» The request: List each line of the data that holds the word "high".

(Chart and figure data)
::::
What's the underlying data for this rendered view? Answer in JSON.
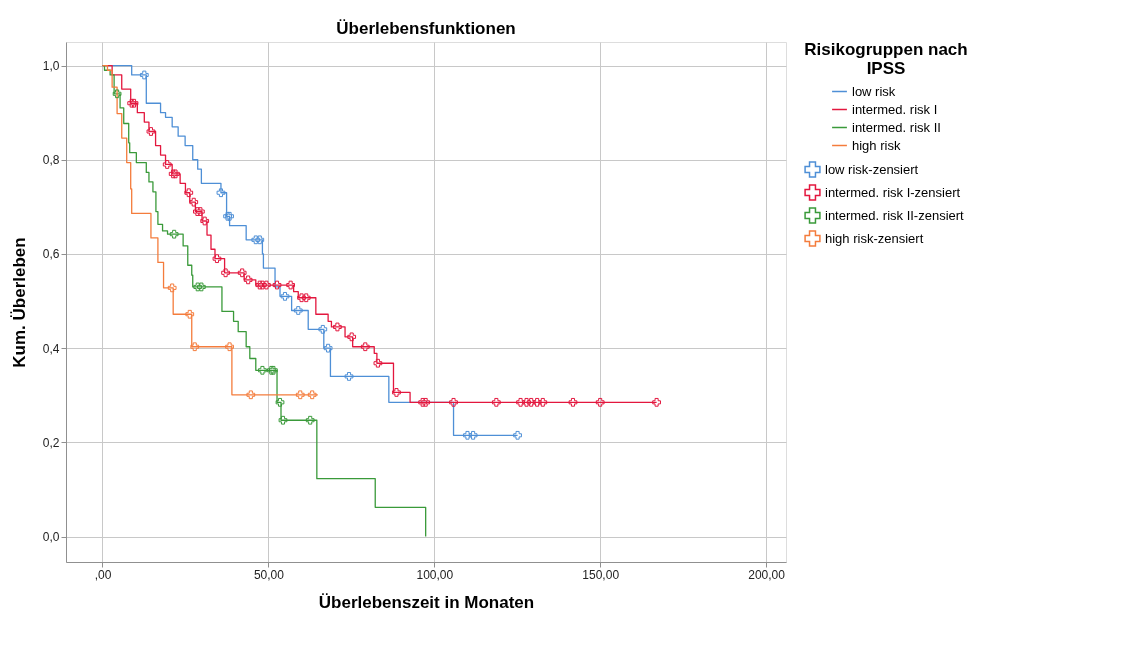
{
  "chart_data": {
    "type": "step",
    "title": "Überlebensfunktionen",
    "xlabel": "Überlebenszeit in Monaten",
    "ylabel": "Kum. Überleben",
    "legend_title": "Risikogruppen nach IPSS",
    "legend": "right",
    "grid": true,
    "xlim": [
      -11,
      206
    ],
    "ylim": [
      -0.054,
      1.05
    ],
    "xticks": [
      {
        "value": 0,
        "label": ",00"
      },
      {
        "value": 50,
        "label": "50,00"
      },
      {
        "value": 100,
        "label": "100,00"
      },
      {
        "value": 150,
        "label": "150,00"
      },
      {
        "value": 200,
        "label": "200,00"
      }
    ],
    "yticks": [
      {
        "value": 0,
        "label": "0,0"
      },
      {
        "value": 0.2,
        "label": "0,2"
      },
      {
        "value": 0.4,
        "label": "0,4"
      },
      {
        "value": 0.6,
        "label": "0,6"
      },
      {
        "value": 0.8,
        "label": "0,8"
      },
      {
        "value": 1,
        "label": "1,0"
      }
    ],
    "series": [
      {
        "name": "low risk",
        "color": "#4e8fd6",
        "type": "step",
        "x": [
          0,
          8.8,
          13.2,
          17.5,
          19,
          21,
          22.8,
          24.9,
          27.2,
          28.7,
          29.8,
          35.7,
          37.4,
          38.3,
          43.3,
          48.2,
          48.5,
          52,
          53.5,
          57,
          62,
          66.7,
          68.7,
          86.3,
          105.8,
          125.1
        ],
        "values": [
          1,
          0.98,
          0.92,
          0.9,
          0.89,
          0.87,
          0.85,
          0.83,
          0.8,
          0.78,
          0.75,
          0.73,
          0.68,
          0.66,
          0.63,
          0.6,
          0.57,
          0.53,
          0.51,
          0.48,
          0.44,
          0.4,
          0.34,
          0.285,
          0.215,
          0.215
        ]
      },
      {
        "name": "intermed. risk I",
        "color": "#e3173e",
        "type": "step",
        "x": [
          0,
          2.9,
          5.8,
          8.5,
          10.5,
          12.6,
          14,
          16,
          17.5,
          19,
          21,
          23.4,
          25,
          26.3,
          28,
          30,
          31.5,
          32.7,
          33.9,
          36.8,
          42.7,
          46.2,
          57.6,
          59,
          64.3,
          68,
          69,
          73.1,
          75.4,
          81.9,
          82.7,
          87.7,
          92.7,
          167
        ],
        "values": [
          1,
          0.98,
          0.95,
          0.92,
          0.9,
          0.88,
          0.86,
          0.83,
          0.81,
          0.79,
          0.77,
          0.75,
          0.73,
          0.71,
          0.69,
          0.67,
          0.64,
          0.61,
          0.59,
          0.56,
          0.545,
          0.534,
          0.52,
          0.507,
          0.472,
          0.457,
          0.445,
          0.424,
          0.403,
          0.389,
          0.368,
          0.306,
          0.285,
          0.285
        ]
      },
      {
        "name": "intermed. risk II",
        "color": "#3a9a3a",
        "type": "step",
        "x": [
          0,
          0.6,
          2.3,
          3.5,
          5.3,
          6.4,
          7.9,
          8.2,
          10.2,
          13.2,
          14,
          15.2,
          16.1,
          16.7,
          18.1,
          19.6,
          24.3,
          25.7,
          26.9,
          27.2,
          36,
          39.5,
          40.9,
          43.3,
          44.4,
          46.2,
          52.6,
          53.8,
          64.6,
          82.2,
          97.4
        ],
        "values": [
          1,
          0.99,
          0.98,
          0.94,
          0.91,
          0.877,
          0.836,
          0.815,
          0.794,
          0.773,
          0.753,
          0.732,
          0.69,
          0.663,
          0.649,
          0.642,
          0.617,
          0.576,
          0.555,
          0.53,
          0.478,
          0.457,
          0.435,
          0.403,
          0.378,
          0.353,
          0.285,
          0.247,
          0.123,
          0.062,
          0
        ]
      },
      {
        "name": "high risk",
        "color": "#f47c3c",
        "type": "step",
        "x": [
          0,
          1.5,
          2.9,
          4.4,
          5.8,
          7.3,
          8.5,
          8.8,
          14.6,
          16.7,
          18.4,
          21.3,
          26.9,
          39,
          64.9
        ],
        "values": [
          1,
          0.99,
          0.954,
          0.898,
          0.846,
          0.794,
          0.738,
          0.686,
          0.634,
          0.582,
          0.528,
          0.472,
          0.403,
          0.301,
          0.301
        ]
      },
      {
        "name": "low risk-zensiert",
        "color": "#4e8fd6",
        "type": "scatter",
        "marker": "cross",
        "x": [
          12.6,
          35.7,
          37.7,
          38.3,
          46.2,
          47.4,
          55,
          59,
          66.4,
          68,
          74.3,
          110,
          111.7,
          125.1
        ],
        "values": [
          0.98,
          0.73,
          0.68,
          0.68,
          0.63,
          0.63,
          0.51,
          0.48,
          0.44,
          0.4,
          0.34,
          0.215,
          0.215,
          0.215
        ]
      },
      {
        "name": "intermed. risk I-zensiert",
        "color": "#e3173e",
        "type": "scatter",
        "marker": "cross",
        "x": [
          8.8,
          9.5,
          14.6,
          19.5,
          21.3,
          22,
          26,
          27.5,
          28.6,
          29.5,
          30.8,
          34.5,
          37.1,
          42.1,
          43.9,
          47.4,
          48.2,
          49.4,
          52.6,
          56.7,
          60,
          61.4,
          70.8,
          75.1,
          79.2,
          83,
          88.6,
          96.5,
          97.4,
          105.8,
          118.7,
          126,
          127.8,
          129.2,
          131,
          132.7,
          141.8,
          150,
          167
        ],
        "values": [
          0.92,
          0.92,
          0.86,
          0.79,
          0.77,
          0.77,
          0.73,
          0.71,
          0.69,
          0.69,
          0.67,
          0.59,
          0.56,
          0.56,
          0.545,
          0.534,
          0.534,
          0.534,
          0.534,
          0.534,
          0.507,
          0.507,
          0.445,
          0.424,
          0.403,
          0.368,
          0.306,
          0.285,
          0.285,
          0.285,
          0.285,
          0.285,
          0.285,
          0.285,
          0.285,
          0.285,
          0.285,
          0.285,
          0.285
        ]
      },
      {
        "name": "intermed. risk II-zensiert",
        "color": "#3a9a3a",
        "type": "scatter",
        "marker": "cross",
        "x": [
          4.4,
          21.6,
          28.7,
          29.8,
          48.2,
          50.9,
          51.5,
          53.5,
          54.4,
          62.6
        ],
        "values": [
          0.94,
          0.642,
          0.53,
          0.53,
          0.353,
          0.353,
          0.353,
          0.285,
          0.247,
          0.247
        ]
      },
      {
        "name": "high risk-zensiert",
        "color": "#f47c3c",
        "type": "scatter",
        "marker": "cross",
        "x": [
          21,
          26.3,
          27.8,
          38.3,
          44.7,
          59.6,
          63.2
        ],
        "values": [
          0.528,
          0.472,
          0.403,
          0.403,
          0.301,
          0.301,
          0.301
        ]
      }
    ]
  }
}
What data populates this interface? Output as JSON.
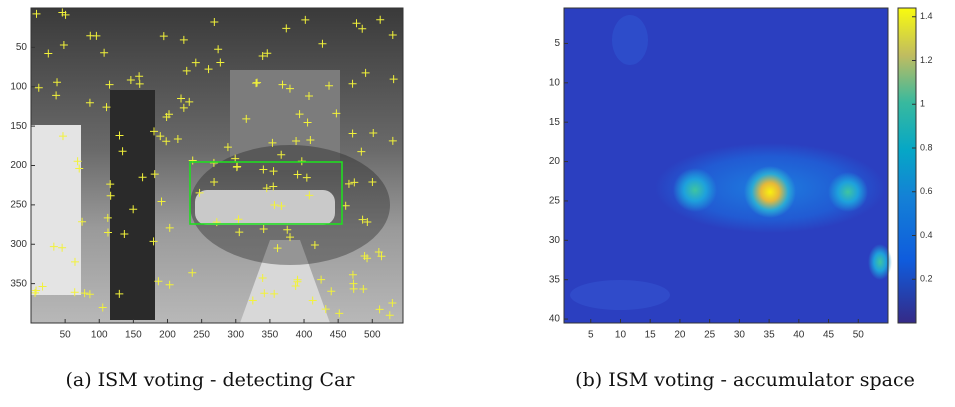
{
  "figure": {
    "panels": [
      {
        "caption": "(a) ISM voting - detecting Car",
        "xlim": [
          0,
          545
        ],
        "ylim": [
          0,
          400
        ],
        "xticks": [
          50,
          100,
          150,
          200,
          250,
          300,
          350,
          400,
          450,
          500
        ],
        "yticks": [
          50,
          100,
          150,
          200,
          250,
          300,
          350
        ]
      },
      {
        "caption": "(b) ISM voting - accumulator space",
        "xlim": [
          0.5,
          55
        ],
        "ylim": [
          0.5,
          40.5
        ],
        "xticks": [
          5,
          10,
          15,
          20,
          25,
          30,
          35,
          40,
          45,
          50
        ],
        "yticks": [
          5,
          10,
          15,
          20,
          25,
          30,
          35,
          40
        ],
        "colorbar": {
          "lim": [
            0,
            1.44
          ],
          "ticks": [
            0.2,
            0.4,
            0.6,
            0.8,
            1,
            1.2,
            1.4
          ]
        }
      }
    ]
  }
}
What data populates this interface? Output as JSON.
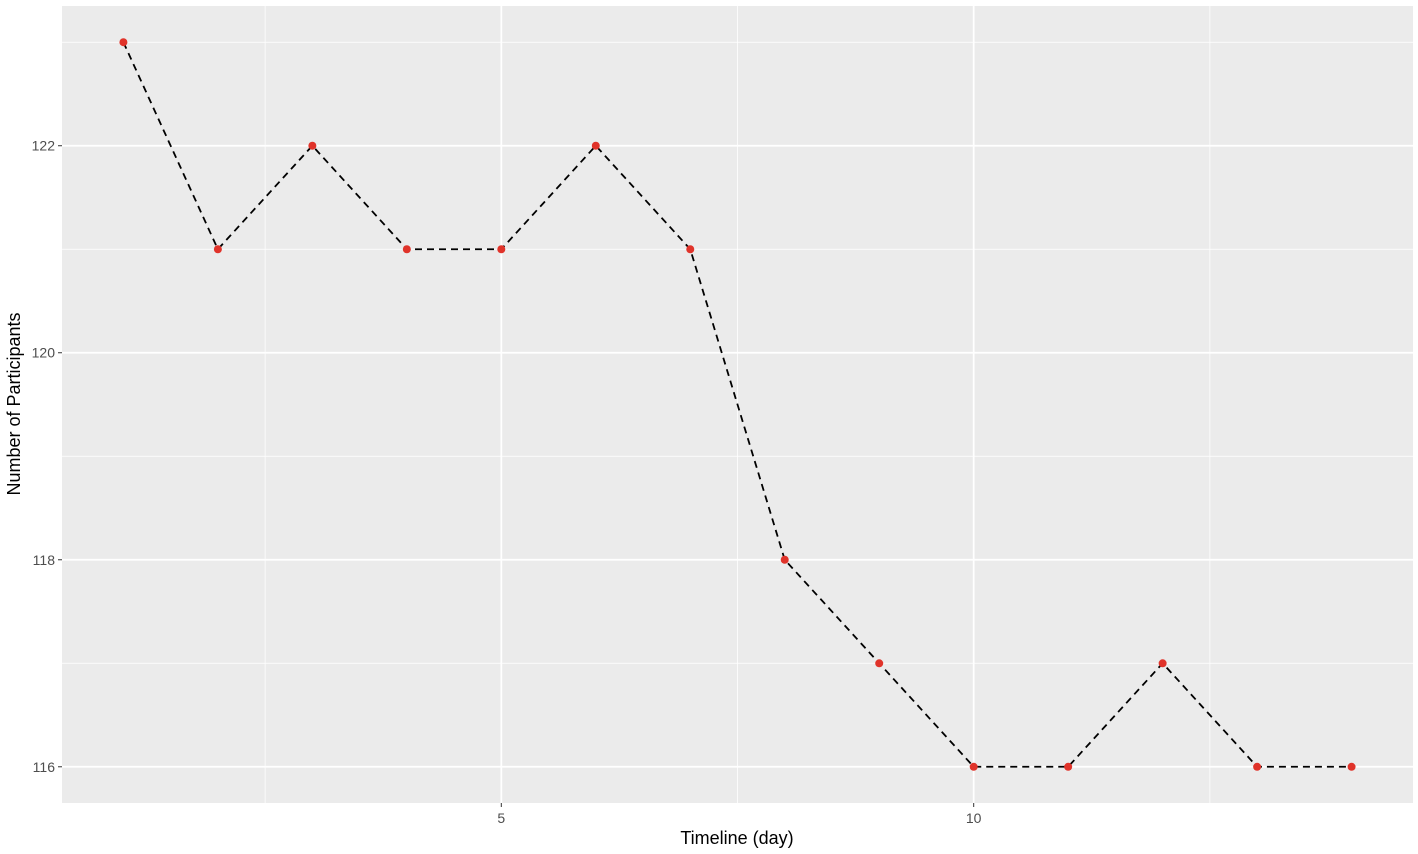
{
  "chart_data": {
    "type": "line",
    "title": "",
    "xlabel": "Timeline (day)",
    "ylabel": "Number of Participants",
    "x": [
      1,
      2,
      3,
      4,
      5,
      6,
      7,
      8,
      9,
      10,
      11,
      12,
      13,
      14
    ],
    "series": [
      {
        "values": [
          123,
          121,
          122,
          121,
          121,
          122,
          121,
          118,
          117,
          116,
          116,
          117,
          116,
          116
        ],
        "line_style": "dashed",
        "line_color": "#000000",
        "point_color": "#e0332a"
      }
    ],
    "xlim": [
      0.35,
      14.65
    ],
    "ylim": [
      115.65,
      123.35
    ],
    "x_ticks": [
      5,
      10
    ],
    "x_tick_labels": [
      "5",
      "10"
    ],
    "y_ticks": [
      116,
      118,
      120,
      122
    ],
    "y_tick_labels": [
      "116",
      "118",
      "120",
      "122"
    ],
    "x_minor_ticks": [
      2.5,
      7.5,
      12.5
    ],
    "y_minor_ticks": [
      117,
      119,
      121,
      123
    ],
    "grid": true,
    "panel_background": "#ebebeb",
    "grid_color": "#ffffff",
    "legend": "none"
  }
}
::::
» The completed task:
        "name": "high risk",
        "name": "high risk-zensiert",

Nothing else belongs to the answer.